[Records contained in a dataset]
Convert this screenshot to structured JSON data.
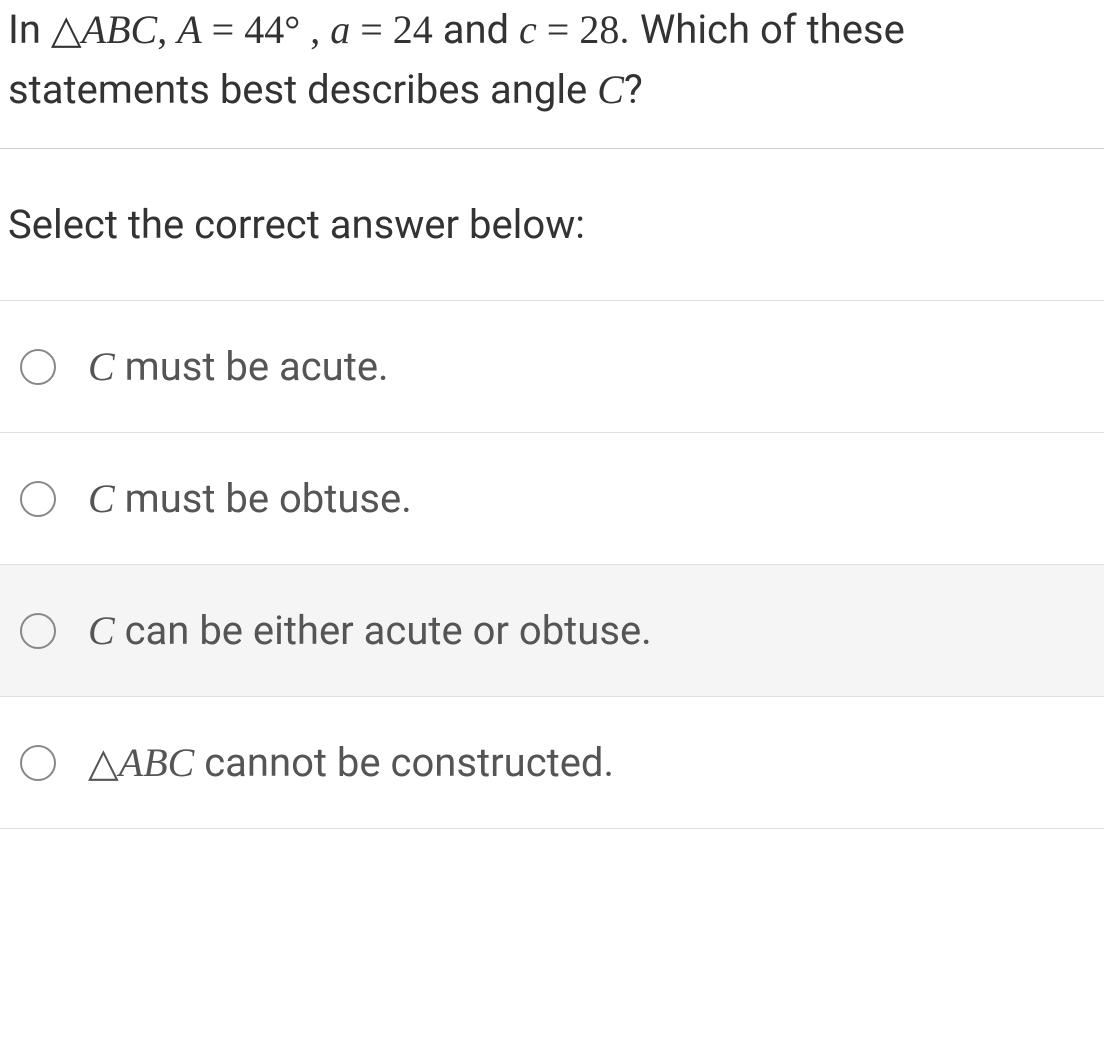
{
  "question": {
    "prefix": "In ",
    "triangle": "△",
    "triangle_name": "ABC",
    "sep1": ", ",
    "varA": "A",
    "eq1": " = ",
    "valA": "44°",
    "sep2": " , ",
    "vara": "a",
    "eq2": " = ",
    "vala": "24",
    "and": " and ",
    "varc": "c",
    "eq3": " = ",
    "valc": "28",
    "after": ". Which of these statements best describes angle ",
    "varC": "C",
    "qmark": "?"
  },
  "prompt": "Select the correct answer below:",
  "answers": [
    {
      "var": "C",
      "text": " must be acute."
    },
    {
      "var": "C",
      "text": " must be obtuse."
    },
    {
      "var": "C",
      "text": " can be either acute or obtuse."
    },
    {
      "triangle": "△",
      "triangle_name": "ABC",
      "text": " cannot be constructed."
    }
  ]
}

* [Written exercise]
Reproduce all the entries that precede this task, word for word, minus any pictures.

* [Answer to the problem]
Convert this screenshot to structured JSON data.
{
  "question": {
    "prefix": "In ",
    "triangle": "△",
    "triangle_name": "ABC",
    "sep1": ", ",
    "varA": "A",
    "eq1": " = ",
    "valA": "44°",
    "sep2": " , ",
    "vara": "a",
    "eq2": " = ",
    "vala": "24",
    "and": " and ",
    "varc": "c",
    "eq3": " = ",
    "valc": "28",
    "after": ". Which of these statements best describes angle ",
    "varC": "C",
    "qmark": "?"
  },
  "prompt": "Select the correct answer below:",
  "answers": [
    {
      "var": "C",
      "text": " must be acute."
    },
    {
      "var": "C",
      "text": " must be obtuse."
    },
    {
      "var": "C",
      "text": " can be either acute or obtuse."
    },
    {
      "triangle": "△",
      "triangle_name": "ABC",
      "text": " cannot be constructed."
    }
  ]
}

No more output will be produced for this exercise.